**Source text**
Failure of a Dietary Model to Affect Markers of Inflammation in Domestic Cats

Overview

Journal BMC Vet Res

Publisher Biomed Central

Specialty Veterinary Medicine

Date 2014 Jun 3

PMID 24885092

Citations 4

Authors

Adronie Verbrugghe

Geert P J Janssens

Hannelore Van de Velde

Eric Cox

Stefaan De Smet

Bruno Vlaeminck

Myriam Hesta

Affiliations

Soon will be listed here.

Abstract

Background: Oxidative stress and inflammation can be altered by dietary factors in various species. However, little data are available in true carnivorous species such as domestic cats. As numerous anti-inflammatory and anti-oxidative additives become available and might be of use in cats with chronic low-grade inflammatory diseases, the current study aimed to develop a model of diet-induced inflammation by use of two opposite diets. It was hypothesized that a high fat diet enhanced in n-6 PUFA and with lower concentrations of antioxidants would evoke inflammation and oxidative stress in domestic cats.

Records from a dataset

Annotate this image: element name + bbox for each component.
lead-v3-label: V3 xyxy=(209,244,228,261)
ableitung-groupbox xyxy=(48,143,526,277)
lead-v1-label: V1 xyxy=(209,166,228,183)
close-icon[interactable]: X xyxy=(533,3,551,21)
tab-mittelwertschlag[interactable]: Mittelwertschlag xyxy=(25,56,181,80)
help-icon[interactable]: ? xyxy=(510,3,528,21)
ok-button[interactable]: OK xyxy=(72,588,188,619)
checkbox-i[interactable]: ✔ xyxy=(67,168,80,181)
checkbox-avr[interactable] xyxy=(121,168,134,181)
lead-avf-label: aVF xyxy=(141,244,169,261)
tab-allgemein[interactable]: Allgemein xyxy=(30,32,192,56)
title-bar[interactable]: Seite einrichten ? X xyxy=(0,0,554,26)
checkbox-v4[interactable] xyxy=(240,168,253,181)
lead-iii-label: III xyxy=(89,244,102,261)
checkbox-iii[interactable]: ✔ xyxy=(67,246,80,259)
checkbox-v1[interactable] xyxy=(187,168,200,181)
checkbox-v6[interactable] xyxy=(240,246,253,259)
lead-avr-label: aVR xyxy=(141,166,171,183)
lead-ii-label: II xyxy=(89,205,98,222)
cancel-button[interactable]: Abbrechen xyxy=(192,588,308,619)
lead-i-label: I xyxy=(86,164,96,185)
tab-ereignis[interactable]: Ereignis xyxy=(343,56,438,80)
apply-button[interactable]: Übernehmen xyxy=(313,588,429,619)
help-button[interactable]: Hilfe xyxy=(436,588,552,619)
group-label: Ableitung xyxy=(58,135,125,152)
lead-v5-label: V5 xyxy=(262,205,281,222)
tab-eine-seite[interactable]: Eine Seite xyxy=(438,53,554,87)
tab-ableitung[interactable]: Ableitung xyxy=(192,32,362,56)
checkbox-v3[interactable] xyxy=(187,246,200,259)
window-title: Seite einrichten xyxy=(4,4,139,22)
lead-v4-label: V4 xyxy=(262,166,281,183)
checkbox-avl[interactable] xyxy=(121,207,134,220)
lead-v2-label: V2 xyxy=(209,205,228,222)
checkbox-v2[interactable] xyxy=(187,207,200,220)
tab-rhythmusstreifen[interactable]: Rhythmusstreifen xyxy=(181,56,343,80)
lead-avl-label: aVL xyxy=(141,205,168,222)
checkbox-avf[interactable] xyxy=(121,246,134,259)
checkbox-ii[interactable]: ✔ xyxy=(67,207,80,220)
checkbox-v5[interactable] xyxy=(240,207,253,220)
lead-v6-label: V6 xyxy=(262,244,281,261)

**What to work on**
[a] According to the cat diet study page, what kind of diet was hypothesized to evoke inflammation and oxidative stress in domestic cats?
[b] From the cat diet study page, return the passage starting with "Background: Oxidative stress" and going on through "in domestic cats.".
[c] Resume the cat diet study page from the point where it stops.

**Expected results**
[a] A high fat diet enhanced in n-6 PUFA and with lower concentrations of antioxidants.

[b]
Background: Oxidative stress and inflammation can be altered by dietary factors in various species. However, little data are available in true carnivorous species such as domestic cats. As numerous anti-inflammatory and anti-oxidative additives become available and might be of use in cats with chronic low-grade inflammatory diseases, the current study aimed to develop a model of diet-induced inflammation by use of two opposite diets. It was hypothesized that a high fat diet enhanced in n-6 PUFA and with lower concentrations of antioxidants would evoke inflammation and oxidative stress in domestic cats.

[c]
Results: Sixteen healthy adult cats were allocated to two groups. One group received a moderate fat diet, containing pork lard and salmon oil (AA:(EPA + DHA) ratio 0.19) (MFn-3), while the other group was fed a high fat diet, containing pork lard and chicken fat (AA:(EPA + DHA) ratio 2.06) (HFn-6) for 12 weeks. Prior to and 2, 4, 6, 8, 10 and 12 weeks after starting the testing period, blood samples were collected. Erythrocytic fatty acid profile showed clear alterations in accordance to the dietary fatty acid profile. Serum thiobarbituric acid reactive substances was higher when fed MFn-3 compared to the HFn-6, suggesting augmented oxidative stress. This was associated with a reduced serum vitamin E status, as serum α-tocopherol concentrations were lower with MFn-3, even with higher dietary levels of vitamin E. Serum cytokine and serum amyloid A concentrations were not influenced by diet.

Conclusion: These results point towards a resistance of cats to develop dietary fat-induced inflammation, but also suggest a high susceptibility to oxidative stress when fed a fish oil-supplemented diet even with moderate fat level and additional vitamin E.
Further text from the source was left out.